Send each entry back exactly as given, pictures excluded.

-- Start --

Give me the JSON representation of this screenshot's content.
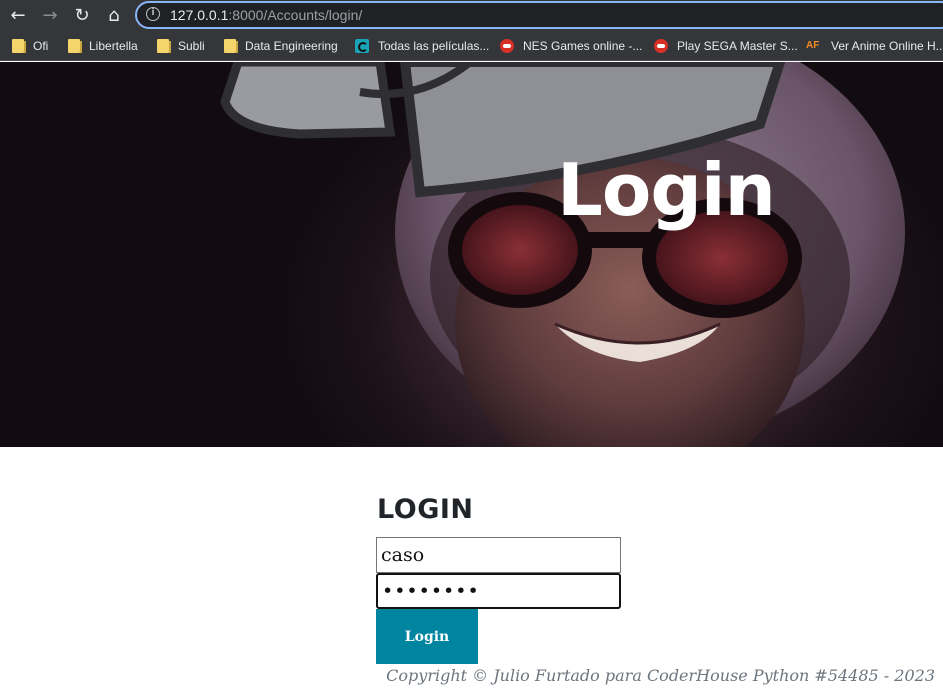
{
  "browser": {
    "url_host": "127.0.0.1",
    "url_rest": ":8000/Accounts/login/",
    "bookmarks": [
      {
        "label": "Ofi",
        "icon": "folder-icon"
      },
      {
        "label": "Libertella",
        "icon": "folder-icon"
      },
      {
        "label": "Subli",
        "icon": "folder-icon"
      },
      {
        "label": "Data Engineering",
        "icon": "folder-icon"
      },
      {
        "label": "Todas las películas...",
        "icon": "site-icon"
      },
      {
        "label": "NES Games online -...",
        "icon": "gamepad-icon"
      },
      {
        "label": "Play SEGA Master S...",
        "icon": "gamepad-icon"
      },
      {
        "label": "Ver Anime Online H...",
        "icon": "af-icon",
        "icon_text": "AF"
      }
    ]
  },
  "hero": {
    "title": "Login"
  },
  "form": {
    "heading": "LOGIN",
    "username_value": "caso",
    "password_value": "••••••••",
    "submit_label": "Login"
  },
  "footer": {
    "text": "Copyright © Julio Furtado para CoderHouse Python #54485 - 2023"
  },
  "colors": {
    "accent_button": "#0085a1",
    "omnibox_focus": "#8ab4f8",
    "chrome_bg": "#35363a"
  }
}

-- End --

#### Solution to the exercise
Give me the JSON representation of this screenshot's content.
{
  "browser": {
    "url_host": "127.0.0.1",
    "url_rest": ":8000/Accounts/login/",
    "bookmarks": [
      {
        "label": "Ofi",
        "icon": "folder-icon"
      },
      {
        "label": "Libertella",
        "icon": "folder-icon"
      },
      {
        "label": "Subli",
        "icon": "folder-icon"
      },
      {
        "label": "Data Engineering",
        "icon": "folder-icon"
      },
      {
        "label": "Todas las películas...",
        "icon": "site-icon"
      },
      {
        "label": "NES Games online -...",
        "icon": "gamepad-icon"
      },
      {
        "label": "Play SEGA Master S...",
        "icon": "gamepad-icon"
      },
      {
        "label": "Ver Anime Online H...",
        "icon": "af-icon",
        "icon_text": "AF"
      }
    ]
  },
  "hero": {
    "title": "Login"
  },
  "form": {
    "heading": "LOGIN",
    "username_value": "caso",
    "password_value": "••••••••",
    "submit_label": "Login"
  },
  "footer": {
    "text": "Copyright © Julio Furtado para CoderHouse Python #54485 - 2023"
  },
  "colors": {
    "accent_button": "#0085a1",
    "omnibox_focus": "#8ab4f8",
    "chrome_bg": "#35363a"
  }
}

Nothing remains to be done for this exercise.